#### DESCRIPTION OF THE TASK:
Locate the word "icon" in the data below, then copy every line that holds it.
— Begin —
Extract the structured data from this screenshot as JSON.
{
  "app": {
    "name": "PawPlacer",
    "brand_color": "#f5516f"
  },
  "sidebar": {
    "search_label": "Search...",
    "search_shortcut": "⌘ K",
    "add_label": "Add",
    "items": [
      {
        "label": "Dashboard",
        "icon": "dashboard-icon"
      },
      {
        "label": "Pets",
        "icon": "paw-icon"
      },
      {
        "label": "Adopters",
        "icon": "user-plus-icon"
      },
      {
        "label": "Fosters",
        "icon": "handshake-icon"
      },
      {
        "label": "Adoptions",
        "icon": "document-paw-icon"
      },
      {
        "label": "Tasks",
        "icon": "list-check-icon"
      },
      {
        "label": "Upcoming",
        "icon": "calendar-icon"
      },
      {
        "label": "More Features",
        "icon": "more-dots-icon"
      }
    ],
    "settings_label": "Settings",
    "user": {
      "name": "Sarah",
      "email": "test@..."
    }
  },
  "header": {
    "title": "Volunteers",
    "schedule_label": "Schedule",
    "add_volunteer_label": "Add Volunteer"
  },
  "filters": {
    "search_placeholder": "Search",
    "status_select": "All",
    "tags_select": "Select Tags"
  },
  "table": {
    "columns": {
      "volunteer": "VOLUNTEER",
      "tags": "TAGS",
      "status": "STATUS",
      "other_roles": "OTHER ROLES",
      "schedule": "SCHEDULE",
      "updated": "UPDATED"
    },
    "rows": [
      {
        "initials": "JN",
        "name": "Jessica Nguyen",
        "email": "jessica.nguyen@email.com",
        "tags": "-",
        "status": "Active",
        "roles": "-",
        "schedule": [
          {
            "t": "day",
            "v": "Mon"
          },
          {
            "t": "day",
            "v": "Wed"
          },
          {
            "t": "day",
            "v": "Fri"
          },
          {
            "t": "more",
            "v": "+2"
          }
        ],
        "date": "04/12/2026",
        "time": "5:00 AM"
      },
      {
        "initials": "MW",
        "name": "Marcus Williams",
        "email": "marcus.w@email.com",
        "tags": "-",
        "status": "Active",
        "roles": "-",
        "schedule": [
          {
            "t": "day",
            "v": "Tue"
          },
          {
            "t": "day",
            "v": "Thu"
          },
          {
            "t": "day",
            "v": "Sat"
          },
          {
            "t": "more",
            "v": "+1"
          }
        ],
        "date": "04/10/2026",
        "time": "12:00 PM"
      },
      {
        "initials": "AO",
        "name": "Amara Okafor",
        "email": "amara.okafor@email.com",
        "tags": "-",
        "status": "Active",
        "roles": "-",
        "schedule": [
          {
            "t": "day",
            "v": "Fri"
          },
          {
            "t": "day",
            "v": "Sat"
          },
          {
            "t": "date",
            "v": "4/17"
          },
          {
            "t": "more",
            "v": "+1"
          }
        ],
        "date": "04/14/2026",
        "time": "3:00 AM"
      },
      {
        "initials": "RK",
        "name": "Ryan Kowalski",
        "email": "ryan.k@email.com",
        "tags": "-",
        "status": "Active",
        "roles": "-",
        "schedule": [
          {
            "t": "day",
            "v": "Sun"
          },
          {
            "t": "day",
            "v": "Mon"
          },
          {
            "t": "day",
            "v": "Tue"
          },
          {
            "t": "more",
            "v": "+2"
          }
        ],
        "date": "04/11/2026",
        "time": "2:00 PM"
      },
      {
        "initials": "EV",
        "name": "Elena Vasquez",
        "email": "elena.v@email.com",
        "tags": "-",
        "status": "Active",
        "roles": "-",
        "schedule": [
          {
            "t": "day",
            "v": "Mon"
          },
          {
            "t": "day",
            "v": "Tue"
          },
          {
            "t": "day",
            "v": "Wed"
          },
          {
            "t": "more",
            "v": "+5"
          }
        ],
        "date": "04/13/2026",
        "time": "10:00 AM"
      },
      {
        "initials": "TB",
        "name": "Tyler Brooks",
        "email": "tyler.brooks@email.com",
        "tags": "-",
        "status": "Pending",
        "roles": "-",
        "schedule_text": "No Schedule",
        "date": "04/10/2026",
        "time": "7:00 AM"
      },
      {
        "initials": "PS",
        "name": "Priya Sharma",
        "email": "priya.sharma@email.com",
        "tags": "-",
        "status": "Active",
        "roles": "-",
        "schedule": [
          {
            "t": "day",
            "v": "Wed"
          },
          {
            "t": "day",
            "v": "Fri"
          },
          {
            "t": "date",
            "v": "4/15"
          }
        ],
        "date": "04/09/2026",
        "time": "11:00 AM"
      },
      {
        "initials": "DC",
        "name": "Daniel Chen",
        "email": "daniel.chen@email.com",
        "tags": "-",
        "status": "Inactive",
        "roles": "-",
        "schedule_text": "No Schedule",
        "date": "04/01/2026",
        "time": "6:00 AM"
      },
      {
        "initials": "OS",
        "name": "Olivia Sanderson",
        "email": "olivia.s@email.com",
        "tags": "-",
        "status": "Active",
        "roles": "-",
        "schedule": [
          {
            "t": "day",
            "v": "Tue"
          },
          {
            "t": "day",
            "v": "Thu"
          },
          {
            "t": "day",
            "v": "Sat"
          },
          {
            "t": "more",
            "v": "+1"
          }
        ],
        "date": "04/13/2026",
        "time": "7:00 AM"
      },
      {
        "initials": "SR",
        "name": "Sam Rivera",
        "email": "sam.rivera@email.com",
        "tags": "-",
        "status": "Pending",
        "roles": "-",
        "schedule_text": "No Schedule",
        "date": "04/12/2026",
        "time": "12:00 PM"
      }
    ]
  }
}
— End —
#### ANSWER TO THIS EXERCISE:
        "icon": "dashboard-icon"
        "icon": "paw-icon"
        "icon": "user-plus-icon"
        "icon": "handshake-icon"
        "icon": "document-paw-icon"
        "icon": "list-check-icon"
        "icon": "calendar-icon"
        "icon": "more-dots-icon"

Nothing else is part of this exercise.